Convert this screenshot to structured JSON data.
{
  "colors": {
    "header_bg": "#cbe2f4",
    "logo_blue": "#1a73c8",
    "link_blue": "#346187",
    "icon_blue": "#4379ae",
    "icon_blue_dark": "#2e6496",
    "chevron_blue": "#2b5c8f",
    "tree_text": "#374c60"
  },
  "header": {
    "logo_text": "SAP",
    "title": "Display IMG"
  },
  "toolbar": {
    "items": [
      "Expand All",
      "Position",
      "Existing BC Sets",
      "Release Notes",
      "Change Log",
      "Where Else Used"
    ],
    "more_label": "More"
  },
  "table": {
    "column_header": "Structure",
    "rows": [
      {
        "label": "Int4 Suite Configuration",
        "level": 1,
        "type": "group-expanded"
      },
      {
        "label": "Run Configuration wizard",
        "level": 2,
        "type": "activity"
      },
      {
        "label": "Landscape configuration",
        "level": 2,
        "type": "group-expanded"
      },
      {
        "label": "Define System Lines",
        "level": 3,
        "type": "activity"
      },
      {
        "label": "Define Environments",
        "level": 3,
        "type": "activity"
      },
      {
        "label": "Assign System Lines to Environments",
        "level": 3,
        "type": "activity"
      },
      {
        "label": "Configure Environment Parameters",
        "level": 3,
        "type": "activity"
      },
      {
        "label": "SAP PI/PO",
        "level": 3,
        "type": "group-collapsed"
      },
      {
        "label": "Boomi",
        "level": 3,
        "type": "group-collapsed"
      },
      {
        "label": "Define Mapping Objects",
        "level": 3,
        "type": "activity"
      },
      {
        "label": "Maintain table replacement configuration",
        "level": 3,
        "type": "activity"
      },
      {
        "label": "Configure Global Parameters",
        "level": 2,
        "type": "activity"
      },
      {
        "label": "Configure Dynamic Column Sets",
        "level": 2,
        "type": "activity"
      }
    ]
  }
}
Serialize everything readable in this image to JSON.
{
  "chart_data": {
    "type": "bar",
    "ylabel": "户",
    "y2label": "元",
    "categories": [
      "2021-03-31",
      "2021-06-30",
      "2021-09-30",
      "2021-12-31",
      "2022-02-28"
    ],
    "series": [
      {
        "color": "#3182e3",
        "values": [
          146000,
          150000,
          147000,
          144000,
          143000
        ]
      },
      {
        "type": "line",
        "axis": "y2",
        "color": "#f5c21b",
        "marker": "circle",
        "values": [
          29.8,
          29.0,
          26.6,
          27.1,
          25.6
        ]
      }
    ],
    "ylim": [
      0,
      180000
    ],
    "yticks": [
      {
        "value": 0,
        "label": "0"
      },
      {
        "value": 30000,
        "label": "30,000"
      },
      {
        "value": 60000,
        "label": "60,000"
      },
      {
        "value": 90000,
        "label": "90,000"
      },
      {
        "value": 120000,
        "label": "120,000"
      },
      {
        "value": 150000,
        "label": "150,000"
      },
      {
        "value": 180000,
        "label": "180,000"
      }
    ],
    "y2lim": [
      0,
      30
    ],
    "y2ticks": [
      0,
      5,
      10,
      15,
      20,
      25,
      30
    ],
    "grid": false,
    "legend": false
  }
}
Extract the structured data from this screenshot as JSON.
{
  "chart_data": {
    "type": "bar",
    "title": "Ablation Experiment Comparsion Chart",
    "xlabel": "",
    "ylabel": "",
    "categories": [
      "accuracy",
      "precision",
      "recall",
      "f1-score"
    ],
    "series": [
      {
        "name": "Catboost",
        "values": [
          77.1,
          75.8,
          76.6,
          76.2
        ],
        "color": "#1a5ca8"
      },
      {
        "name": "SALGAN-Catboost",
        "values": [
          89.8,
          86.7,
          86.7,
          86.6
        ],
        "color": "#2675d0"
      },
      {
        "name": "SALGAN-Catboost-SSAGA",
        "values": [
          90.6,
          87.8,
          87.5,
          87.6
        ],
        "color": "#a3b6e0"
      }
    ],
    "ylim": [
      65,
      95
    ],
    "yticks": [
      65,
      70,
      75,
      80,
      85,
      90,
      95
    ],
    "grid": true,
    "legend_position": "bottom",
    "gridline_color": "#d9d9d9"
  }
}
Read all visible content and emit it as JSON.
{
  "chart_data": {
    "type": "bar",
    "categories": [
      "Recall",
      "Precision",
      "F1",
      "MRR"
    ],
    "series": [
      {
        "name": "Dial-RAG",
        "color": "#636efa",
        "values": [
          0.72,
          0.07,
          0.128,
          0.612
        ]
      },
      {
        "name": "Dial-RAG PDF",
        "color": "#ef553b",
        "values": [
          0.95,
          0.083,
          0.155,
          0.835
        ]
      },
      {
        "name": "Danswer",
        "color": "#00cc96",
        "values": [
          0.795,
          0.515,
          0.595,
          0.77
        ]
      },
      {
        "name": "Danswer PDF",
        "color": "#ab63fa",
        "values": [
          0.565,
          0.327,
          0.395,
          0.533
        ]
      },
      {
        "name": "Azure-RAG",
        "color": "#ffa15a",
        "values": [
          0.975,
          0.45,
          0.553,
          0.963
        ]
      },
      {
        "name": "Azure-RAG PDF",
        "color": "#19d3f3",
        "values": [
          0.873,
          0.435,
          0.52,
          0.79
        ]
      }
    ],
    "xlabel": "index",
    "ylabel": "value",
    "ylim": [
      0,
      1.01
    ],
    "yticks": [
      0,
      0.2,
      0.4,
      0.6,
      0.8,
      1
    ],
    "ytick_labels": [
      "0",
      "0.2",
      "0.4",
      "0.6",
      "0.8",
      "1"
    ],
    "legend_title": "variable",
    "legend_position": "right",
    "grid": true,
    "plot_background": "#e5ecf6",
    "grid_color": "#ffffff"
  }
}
──────────────────────────────
● Objective
Print the records above exactly as they appear.

● Complete output
Convert this screenshot to structured JSON data.
{
  "colors": {
    "header_bg": "#cbe2f4",
    "logo_blue": "#1a73c8",
    "link_blue": "#346187",
    "icon_blue": "#4379ae",
    "icon_blue_dark": "#2e6496",
    "chevron_blue": "#2b5c8f",
    "tree_text": "#374c60"
  },
  "header": {
    "logo_text": "SAP",
    "title": "Display IMG"
  },
  "toolbar": {
    "items": [
      "Expand All",
      "Position",
      "Existing BC Sets",
      "Release Notes",
      "Change Log",
      "Where Else Used"
    ],
    "more_label": "More"
  },
  "table": {
    "column_header": "Structure",
    "rows": [
      {
        "label": "Int4 Suite Configuration",
        "level": 1,
        "type": "group-expanded"
      },
      {
        "label": "Run Configuration wizard",
        "level": 2,
        "type": "activity"
      },
      {
        "label": "Landscape configuration",
        "level": 2,
        "type": "group-expanded"
      },
      {
        "label": "Define System Lines",
        "level": 3,
        "type": "activity"
      },
      {
        "label": "Define Environments",
        "level": 3,
        "type": "activity"
      },
      {
        "label": "Assign System Lines to Environments",
        "level": 3,
        "type": "activity"
      },
      {
        "label": "Configure Environment Parameters",
        "level": 3,
        "type": "activity"
      },
      {
        "label": "SAP PI/PO",
        "level": 3,
        "type": "group-collapsed"
      },
      {
        "label": "Boomi",
        "level": 3,
        "type": "group-collapsed"
      },
      {
        "label": "Define Mapping Objects",
        "level": 3,
        "type": "activity"
      },
      {
        "label": "Maintain table replacement configuration",
        "level": 3,
        "type": "activity"
      },
      {
        "label": "Configure Global Parameters",
        "level": 2,
        "type": "activity"
      },
      {
        "label": "Configure Dynamic Column Sets",
        "level": 2,
        "type": "activity"
      }
    ]
  }
}
Serialize everything readable in this image to JSON.
{
  "chart_data": {
    "type": "bar",
    "ylabel": "户",
    "y2label": "元",
    "categories": [
      "2021-03-31",
      "2021-06-30",
      "2021-09-30",
      "2021-12-31",
      "2022-02-28"
    ],
    "series": [
      {
        "color": "#3182e3",
        "values": [
          146000,
          150000,
          147000,
          144000,
          143000
        ]
      },
      {
        "type": "line",
        "axis": "y2",
        "color": "#f5c21b",
        "marker": "circle",
        "values": [
          29.8,
          29.0,
          26.6,
          27.1,
          25.6
        ]
      }
    ],
    "ylim": [
      0,
      180000
    ],
    "yticks": [
      {
        "value": 0,
        "label": "0"
      },
      {
        "value": 30000,
        "label": "30,000"
      },
      {
        "value": 60000,
        "label": "60,000"
      },
      {
        "value": 90000,
        "label": "90,000"
      },
      {
        "value": 120000,
        "label": "120,000"
      },
      {
        "value": 150000,
        "label": "150,000"
      },
      {
        "value": 180000,
        "label": "180,000"
      }
    ],
    "y2lim": [
      0,
      30
    ],
    "y2ticks": [
      0,
      5,
      10,
      15,
      20,
      25,
      30
    ],
    "grid": false,
    "legend": false
  }
}
Extract the structured data from this screenshot as JSON.
{
  "chart_data": {
    "type": "bar",
    "title": "Ablation Experiment Comparsion Chart",
    "xlabel": "",
    "ylabel": "",
    "categories": [
      "accuracy",
      "precision",
      "recall",
      "f1-score"
    ],
    "series": [
      {
        "name": "Catboost",
        "values": [
          77.1,
          75.8,
          76.6,
          76.2
        ],
        "color": "#1a5ca8"
      },
      {
        "name": "SALGAN-Catboost",
        "values": [
          89.8,
          86.7,
          86.7,
          86.6
        ],
        "color": "#2675d0"
      },
      {
        "name": "SALGAN-Catboost-SSAGA",
        "values": [
          90.6,
          87.8,
          87.5,
          87.6
        ],
        "color": "#a3b6e0"
      }
    ],
    "ylim": [
      65,
      95
    ],
    "yticks": [
      65,
      70,
      75,
      80,
      85,
      90,
      95
    ],
    "grid": true,
    "legend_position": "bottom",
    "gridline_color": "#d9d9d9"
  }
}
Read all visible content and emit it as JSON.
{
  "chart_data": {
    "type": "bar",
    "categories": [
      "Recall",
      "Precision",
      "F1",
      "MRR"
    ],
    "series": [
      {
        "name": "Dial-RAG",
        "color": "#636efa",
        "values": [
          0.72,
          0.07,
          0.128,
          0.612
        ]
      },
      {
        "name": "Dial-RAG PDF",
        "color": "#ef553b",
        "values": [
          0.95,
          0.083,
          0.155,
          0.835
        ]
      },
      {
        "name": "Danswer",
        "color": "#00cc96",
        "values": [
          0.795,
          0.515,
          0.595,
          0.77
        ]
      },
      {
        "name": "Danswer PDF",
        "color": "#ab63fa",
        "values": [
          0.565,
          0.327,
          0.395,
          0.533
        ]
      },
      {
        "name": "Azure-RAG",
        "color": "#ffa15a",
        "values": [
          0.975,
          0.45,
          0.553,
          0.963
        ]
      },
      {
        "name": "Azure-RAG PDF",
        "color": "#19d3f3",
        "values": [
          0.873,
          0.435,
          0.52,
          0.79
        ]
      }
    ],
    "xlabel": "index",
    "ylabel": "value",
    "ylim": [
      0,
      1.01
    ],
    "yticks": [
      0,
      0.2,
      0.4,
      0.6,
      0.8,
      1
    ],
    "ytick_labels": [
      "0",
      "0.2",
      "0.4",
      "0.6",
      "0.8",
      "1"
    ],
    "legend_title": "variable",
    "legend_position": "right",
    "grid": true,
    "plot_background": "#e5ecf6",
    "grid_color": "#ffffff"
  }
}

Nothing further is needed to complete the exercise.